Work required: Everything in the listing should be restated word for word.

Supplied material:
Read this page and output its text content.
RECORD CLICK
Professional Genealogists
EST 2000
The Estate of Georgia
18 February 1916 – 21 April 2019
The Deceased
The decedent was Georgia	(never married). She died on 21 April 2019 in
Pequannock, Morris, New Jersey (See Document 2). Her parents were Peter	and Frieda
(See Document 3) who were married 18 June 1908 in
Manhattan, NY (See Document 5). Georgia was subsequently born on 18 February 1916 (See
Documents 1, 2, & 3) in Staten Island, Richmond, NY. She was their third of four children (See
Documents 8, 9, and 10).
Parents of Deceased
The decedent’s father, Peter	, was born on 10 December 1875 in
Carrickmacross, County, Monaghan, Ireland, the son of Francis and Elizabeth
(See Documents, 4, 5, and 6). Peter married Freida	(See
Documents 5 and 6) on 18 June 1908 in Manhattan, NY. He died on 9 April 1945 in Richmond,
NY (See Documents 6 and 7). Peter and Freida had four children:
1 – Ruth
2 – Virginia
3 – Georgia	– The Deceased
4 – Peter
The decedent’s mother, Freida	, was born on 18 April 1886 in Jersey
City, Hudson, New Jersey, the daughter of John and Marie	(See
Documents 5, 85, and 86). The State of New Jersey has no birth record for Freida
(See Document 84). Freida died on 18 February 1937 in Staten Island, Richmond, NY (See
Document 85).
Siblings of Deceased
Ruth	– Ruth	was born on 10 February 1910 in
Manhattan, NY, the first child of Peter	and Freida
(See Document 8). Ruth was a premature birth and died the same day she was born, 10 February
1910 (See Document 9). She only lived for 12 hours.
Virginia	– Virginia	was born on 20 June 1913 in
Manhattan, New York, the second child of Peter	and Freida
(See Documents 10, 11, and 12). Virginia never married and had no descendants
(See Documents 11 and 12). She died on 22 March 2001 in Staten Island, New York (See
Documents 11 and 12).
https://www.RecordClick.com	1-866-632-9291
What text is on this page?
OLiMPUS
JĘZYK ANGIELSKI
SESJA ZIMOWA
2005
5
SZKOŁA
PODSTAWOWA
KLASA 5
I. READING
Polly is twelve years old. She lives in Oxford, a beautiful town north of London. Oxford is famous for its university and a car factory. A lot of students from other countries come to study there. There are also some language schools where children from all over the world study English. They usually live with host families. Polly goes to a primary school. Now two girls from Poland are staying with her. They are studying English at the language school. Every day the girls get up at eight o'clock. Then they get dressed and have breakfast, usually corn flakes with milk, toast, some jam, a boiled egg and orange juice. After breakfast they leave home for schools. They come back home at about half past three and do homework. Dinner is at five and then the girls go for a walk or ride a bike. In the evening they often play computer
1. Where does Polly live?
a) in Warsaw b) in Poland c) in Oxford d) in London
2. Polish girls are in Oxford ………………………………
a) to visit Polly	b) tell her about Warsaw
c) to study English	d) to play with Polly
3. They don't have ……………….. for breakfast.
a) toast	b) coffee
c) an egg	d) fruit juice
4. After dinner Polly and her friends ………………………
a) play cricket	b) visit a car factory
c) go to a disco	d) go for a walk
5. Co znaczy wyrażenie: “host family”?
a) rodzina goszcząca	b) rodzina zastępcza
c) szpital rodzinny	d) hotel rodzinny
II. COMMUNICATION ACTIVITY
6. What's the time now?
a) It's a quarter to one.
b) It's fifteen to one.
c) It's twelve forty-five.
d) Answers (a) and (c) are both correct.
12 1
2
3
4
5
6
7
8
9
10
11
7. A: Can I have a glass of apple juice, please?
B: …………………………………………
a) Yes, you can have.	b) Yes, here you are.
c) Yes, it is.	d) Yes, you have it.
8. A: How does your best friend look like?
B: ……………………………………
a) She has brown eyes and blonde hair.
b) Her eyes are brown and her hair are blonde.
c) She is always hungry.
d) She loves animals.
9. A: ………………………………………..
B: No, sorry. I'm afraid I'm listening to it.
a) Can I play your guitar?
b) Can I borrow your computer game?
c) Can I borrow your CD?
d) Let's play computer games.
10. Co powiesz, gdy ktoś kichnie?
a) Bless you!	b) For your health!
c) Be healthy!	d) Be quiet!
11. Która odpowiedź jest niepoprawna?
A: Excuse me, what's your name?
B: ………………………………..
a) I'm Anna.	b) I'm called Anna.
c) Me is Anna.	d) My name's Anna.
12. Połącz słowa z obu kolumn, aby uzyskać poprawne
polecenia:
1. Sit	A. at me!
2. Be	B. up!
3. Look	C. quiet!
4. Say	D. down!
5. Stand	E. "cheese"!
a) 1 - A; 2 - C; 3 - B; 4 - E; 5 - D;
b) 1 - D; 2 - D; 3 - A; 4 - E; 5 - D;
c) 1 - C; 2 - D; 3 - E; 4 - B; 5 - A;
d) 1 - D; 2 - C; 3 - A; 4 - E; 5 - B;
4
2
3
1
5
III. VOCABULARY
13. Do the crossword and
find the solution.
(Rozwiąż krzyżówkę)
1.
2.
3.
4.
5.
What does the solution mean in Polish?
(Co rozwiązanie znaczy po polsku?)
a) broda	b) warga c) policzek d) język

Result of the task:
Read this page and output its text content.
RECORD CLICK
Professional Genealogists
EST 2000
The Estate of Georgia
18 February 1916 – 21 April 2019
The Deceased
The decedent was Georgia	(never married). She died on 21 April 2019 in
Pequannock, Morris, New Jersey (See Document 2). Her parents were Peter	and Frieda
(See Document 3) who were married 18 June 1908 in
Manhattan, NY (See Document 5). Georgia was subsequently born on 18 February 1916 (See
Documents 1, 2, & 3) in Staten Island, Richmond, NY. She was their third of four children (See
Documents 8, 9, and 10).
Parents of Deceased
The decedent’s father, Peter	, was born on 10 December 1875 in
Carrickmacross, County, Monaghan, Ireland, the son of Francis and Elizabeth
(See Documents, 4, 5, and 6). Peter married Freida	(See
Documents 5 and 6) on 18 June 1908 in Manhattan, NY. He died on 9 April 1945 in Richmond,
NY (See Documents 6 and 7). Peter and Freida had four children:
1 – Ruth
2 – Virginia
3 – Georgia	– The Deceased
4 – Peter
The decedent’s mother, Freida	, was born on 18 April 1886 in Jersey
City, Hudson, New Jersey, the daughter of John and Marie	(See
Documents 5, 85, and 86). The State of New Jersey has no birth record for Freida
(See Document 84). Freida died on 18 February 1937 in Staten Island, Richmond, NY (See
Document 85).
Siblings of Deceased
Ruth	– Ruth	was born on 10 February 1910 in
Manhattan, NY, the first child of Peter	and Freida
(See Document 8). Ruth was a premature birth and died the same day she was born, 10 February
1910 (See Document 9). She only lived for 12 hours.
Virginia	– Virginia	was born on 20 June 1913 in
Manhattan, New York, the second child of Peter	and Freida
(See Documents 10, 11, and 12). Virginia never married and had no descendants
(See Documents 11 and 12). She died on 22 March 2001 in Staten Island, New York (See
Documents 11 and 12).
https://www.RecordClick.com	1-866-632-9291
What text is on this page?
OLiMPUS
JĘZYK ANGIELSKI
SESJA ZIMOWA
2005
5
SZKOŁA
PODSTAWOWA
KLASA 5
I. READING
Polly is twelve years old. She lives in Oxford, a beautiful town north of London. Oxford is famous for its university and a car factory. A lot of students from other countries come to study there. There are also some language schools where children from all over the world study English. They usually live with host families. Polly goes to a primary school. Now two girls from Poland are staying with her. They are studying English at the language school. Every day the girls get up at eight o'clock. Then they get dressed and have breakfast, usually corn flakes with milk, toast, some jam, a boiled egg and orange juice. After breakfast they leave home for schools. They come back home at about half past three and do homework. Dinner is at five and then the girls go for a walk or ride a bike. In the evening they often play computer
1. Where does Polly live?
a) in Warsaw b) in Poland c) in Oxford d) in London
2. Polish girls are in Oxford ………………………………
a) to visit Polly	b) tell her about Warsaw
c) to study English	d) to play with Polly
3. They don't have ……………….. for breakfast.
a) toast	b) coffee
c) an egg	d) fruit juice
4. After dinner Polly and her friends ………………………
a) play cricket	b) visit a car factory
c) go to a disco	d) go for a walk
5. Co znaczy wyrażenie: “host family”?
a) rodzina goszcząca	b) rodzina zastępcza
c) szpital rodzinny	d) hotel rodzinny
II. COMMUNICATION ACTIVITY
6. What's the time now?
a) It's a quarter to one.
b) It's fifteen to one.
c) It's twelve forty-five.
d) Answers (a) and (c) are both correct.
12 1
2
3
4
5
6
7
8
9
10
11
7. A: Can I have a glass of apple juice, please?
B: …………………………………………
a) Yes, you can have.	b) Yes, here you are.
c) Yes, it is.	d) Yes, you have it.
8. A: How does your best friend look like?
B: ……………………………………
a) She has brown eyes and blonde hair.
b) Her eyes are brown and her hair are blonde.
c) She is always hungry.
d) She loves animals.
9. A: ………………………………………..
B: No, sorry. I'm afraid I'm listening to it.
a) Can I play your guitar?
b) Can I borrow your computer game?
c) Can I borrow your CD?
d) Let's play computer games.
10. Co powiesz, gdy ktoś kichnie?
a) Bless you!	b) For your health!
c) Be healthy!	d) Be quiet!
11. Która odpowiedź jest niepoprawna?
A: Excuse me, what's your name?
B: ………………………………..
a) I'm Anna.	b) I'm called Anna.
c) Me is Anna.	d) My name's Anna.
12. Połącz słowa z obu kolumn, aby uzyskać poprawne
polecenia:
1. Sit	A. at me!
2. Be	B. up!
3. Look	C. quiet!
4. Say	D. down!
5. Stand	E. "cheese"!
a) 1 - A; 2 - C; 3 - B; 4 - E; 5 - D;
b) 1 - D; 2 - D; 3 - A; 4 - E; 5 - D;
c) 1 - C; 2 - D; 3 - E; 4 - B; 5 - A;
d) 1 - D; 2 - C; 3 - A; 4 - E; 5 - B;
4
2
3
1
5
III. VOCABULARY
13. Do the crossword and
find the solution.
(Rozwiąż krzyżówkę)
1.
2.
3.
4.
5.
What does the solution mean in Polish?
(Co rozwiązanie znaczy po polsku?)
a) broda	b) warga c) policzek d) język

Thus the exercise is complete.